— Problem statement —
Beneath this sentence is a set of records; write each of them out exactly.

Start Records shown

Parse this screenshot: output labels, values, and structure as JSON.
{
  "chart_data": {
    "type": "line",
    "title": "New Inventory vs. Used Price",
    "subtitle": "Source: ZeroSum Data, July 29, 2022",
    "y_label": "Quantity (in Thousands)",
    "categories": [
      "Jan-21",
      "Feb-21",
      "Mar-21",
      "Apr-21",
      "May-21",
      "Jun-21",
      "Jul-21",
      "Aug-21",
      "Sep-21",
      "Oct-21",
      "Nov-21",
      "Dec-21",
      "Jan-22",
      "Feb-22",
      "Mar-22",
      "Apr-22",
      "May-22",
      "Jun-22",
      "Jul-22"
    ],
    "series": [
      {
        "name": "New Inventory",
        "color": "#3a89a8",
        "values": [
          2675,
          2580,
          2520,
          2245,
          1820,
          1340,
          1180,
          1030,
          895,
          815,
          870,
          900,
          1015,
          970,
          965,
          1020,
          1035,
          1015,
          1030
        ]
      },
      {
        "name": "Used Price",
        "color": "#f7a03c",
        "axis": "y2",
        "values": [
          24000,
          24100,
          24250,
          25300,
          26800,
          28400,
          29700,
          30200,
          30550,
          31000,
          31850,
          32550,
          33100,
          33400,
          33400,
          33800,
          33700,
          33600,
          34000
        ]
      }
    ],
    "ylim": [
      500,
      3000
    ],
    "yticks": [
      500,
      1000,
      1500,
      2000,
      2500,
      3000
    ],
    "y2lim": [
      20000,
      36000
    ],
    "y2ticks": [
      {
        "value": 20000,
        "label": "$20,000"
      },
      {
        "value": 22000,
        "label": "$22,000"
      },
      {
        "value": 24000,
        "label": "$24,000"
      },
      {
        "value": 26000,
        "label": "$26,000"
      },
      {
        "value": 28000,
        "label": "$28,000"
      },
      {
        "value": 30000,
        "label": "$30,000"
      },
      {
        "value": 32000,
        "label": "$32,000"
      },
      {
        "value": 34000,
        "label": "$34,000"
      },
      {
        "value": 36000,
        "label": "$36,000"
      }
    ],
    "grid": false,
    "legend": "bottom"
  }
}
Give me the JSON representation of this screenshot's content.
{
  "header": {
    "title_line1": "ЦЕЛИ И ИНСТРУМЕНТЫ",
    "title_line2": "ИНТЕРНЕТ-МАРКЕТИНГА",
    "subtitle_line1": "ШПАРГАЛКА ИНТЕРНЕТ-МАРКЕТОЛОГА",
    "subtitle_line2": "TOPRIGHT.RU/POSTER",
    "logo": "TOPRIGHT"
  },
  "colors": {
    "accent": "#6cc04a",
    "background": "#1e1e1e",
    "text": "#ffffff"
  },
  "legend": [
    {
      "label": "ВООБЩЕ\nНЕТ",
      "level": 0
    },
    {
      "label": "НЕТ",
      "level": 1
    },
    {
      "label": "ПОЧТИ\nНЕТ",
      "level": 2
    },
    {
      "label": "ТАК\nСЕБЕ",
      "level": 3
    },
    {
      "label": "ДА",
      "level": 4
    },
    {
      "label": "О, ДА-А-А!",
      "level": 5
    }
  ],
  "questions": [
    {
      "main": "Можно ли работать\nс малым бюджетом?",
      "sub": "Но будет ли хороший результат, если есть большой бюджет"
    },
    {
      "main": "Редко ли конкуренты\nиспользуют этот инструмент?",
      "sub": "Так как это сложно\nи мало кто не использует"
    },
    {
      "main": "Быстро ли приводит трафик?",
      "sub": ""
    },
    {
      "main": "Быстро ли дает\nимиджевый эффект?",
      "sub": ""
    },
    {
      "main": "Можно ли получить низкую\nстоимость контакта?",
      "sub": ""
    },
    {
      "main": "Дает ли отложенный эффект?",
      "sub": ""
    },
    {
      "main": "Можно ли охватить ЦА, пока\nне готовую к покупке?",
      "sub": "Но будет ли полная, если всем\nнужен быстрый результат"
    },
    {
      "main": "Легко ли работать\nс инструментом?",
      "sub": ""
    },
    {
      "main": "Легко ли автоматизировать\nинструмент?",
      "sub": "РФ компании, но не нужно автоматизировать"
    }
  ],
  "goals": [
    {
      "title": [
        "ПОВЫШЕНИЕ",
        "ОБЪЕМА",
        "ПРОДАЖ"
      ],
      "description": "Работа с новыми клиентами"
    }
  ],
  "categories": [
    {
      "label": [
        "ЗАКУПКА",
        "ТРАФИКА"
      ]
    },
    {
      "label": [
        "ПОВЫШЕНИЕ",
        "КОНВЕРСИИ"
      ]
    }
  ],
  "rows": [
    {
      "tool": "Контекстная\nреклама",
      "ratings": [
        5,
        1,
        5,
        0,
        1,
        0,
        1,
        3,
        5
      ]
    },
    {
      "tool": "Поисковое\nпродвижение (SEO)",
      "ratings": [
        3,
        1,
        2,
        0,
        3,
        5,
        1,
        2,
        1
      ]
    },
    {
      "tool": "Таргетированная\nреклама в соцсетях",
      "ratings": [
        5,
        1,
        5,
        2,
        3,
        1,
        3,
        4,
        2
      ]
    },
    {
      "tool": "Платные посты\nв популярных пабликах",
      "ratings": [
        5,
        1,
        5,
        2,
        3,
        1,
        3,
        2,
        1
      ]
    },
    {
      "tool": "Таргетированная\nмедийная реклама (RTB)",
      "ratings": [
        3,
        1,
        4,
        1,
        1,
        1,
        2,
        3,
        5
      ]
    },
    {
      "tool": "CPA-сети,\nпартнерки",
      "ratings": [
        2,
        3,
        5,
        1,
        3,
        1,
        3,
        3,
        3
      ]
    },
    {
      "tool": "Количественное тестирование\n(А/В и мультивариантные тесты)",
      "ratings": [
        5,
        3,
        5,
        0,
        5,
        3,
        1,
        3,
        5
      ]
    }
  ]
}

End Records shown

— Solution for this exercise —
Parse this screenshot: output labels, values, and structure as JSON.
{
  "chart_data": {
    "type": "line",
    "title": "New Inventory vs. Used Price",
    "subtitle": "Source: ZeroSum Data, July 29, 2022",
    "y_label": "Quantity (in Thousands)",
    "categories": [
      "Jan-21",
      "Feb-21",
      "Mar-21",
      "Apr-21",
      "May-21",
      "Jun-21",
      "Jul-21",
      "Aug-21",
      "Sep-21",
      "Oct-21",
      "Nov-21",
      "Dec-21",
      "Jan-22",
      "Feb-22",
      "Mar-22",
      "Apr-22",
      "May-22",
      "Jun-22",
      "Jul-22"
    ],
    "series": [
      {
        "name": "New Inventory",
        "color": "#3a89a8",
        "values": [
          2675,
          2580,
          2520,
          2245,
          1820,
          1340,
          1180,
          1030,
          895,
          815,
          870,
          900,
          1015,
          970,
          965,
          1020,
          1035,
          1015,
          1030
        ]
      },
      {
        "name": "Used Price",
        "color": "#f7a03c",
        "axis": "y2",
        "values": [
          24000,
          24100,
          24250,
          25300,
          26800,
          28400,
          29700,
          30200,
          30550,
          31000,
          31850,
          32550,
          33100,
          33400,
          33400,
          33800,
          33700,
          33600,
          34000
        ]
      }
    ],
    "ylim": [
      500,
      3000
    ],
    "yticks": [
      500,
      1000,
      1500,
      2000,
      2500,
      3000
    ],
    "y2lim": [
      20000,
      36000
    ],
    "y2ticks": [
      {
        "value": 20000,
        "label": "$20,000"
      },
      {
        "value": 22000,
        "label": "$22,000"
      },
      {
        "value": 24000,
        "label": "$24,000"
      },
      {
        "value": 26000,
        "label": "$26,000"
      },
      {
        "value": 28000,
        "label": "$28,000"
      },
      {
        "value": 30000,
        "label": "$30,000"
      },
      {
        "value": 32000,
        "label": "$32,000"
      },
      {
        "value": 34000,
        "label": "$34,000"
      },
      {
        "value": 36000,
        "label": "$36,000"
      }
    ],
    "grid": false,
    "legend": "bottom"
  }
}
Give me the JSON representation of this screenshot's content.
{
  "header": {
    "title_line1": "ЦЕЛИ И ИНСТРУМЕНТЫ",
    "title_line2": "ИНТЕРНЕТ-МАРКЕТИНГА",
    "subtitle_line1": "ШПАРГАЛКА ИНТЕРНЕТ-МАРКЕТОЛОГА",
    "subtitle_line2": "TOPRIGHT.RU/POSTER",
    "logo": "TOPRIGHT"
  },
  "colors": {
    "accent": "#6cc04a",
    "background": "#1e1e1e",
    "text": "#ffffff"
  },
  "legend": [
    {
      "label": "ВООБЩЕ\nНЕТ",
      "level": 0
    },
    {
      "label": "НЕТ",
      "level": 1
    },
    {
      "label": "ПОЧТИ\nНЕТ",
      "level": 2
    },
    {
      "label": "ТАК\nСЕБЕ",
      "level": 3
    },
    {
      "label": "ДА",
      "level": 4
    },
    {
      "label": "О, ДА-А-А!",
      "level": 5
    }
  ],
  "questions": [
    {
      "main": "Можно ли работать\nс малым бюджетом?",
      "sub": "Но будет ли хороший результат, если есть большой бюджет"
    },
    {
      "main": "Редко ли конкуренты\nиспользуют этот инструмент?",
      "sub": "Так как это сложно\nи мало кто не использует"
    },
    {
      "main": "Быстро ли приводит трафик?",
      "sub": ""
    },
    {
      "main": "Быстро ли дает\nимиджевый эффект?",
      "sub": ""
    },
    {
      "main": "Можно ли получить низкую\nстоимость контакта?",
      "sub": ""
    },
    {
      "main": "Дает ли отложенный эффект?",
      "sub": ""
    },
    {
      "main": "Можно ли охватить ЦА, пока\nне готовую к покупке?",
      "sub": "Но будет ли полная, если всем\nнужен быстрый результат"
    },
    {
      "main": "Легко ли работать\nс инструментом?",
      "sub": ""
    },
    {
      "main": "Легко ли автоматизировать\nинструмент?",
      "sub": "РФ компании, но не нужно автоматизировать"
    }
  ],
  "goals": [
    {
      "title": [
        "ПОВЫШЕНИЕ",
        "ОБЪЕМА",
        "ПРОДАЖ"
      ],
      "description": "Работа с новыми клиентами"
    }
  ],
  "categories": [
    {
      "label": [
        "ЗАКУПКА",
        "ТРАФИКА"
      ]
    },
    {
      "label": [
        "ПОВЫШЕНИЕ",
        "КОНВЕРСИИ"
      ]
    }
  ],
  "rows": [
    {
      "tool": "Контекстная\nреклама",
      "ratings": [
        5,
        1,
        5,
        0,
        1,
        0,
        1,
        3,
        5
      ]
    },
    {
      "tool": "Поисковое\nпродвижение (SEO)",
      "ratings": [
        3,
        1,
        2,
        0,
        3,
        5,
        1,
        2,
        1
      ]
    },
    {
      "tool": "Таргетированная\nреклама в соцсетях",
      "ratings": [
        5,
        1,
        5,
        2,
        3,
        1,
        3,
        4,
        2
      ]
    },
    {
      "tool": "Платные посты\nв популярных пабликах",
      "ratings": [
        5,
        1,
        5,
        2,
        3,
        1,
        3,
        2,
        1
      ]
    },
    {
      "tool": "Таргетированная\nмедийная реклама (RTB)",
      "ratings": [
        3,
        1,
        4,
        1,
        1,
        1,
        2,
        3,
        5
      ]
    },
    {
      "tool": "CPA-сети,\nпартнерки",
      "ratings": [
        2,
        3,
        5,
        1,
        3,
        1,
        3,
        3,
        3
      ]
    },
    {
      "tool": "Количественное тестирование\n(А/В и мультивариантные тесты)",
      "ratings": [
        5,
        3,
        5,
        0,
        5,
        3,
        1,
        3,
        5
      ]
    }
  ]
}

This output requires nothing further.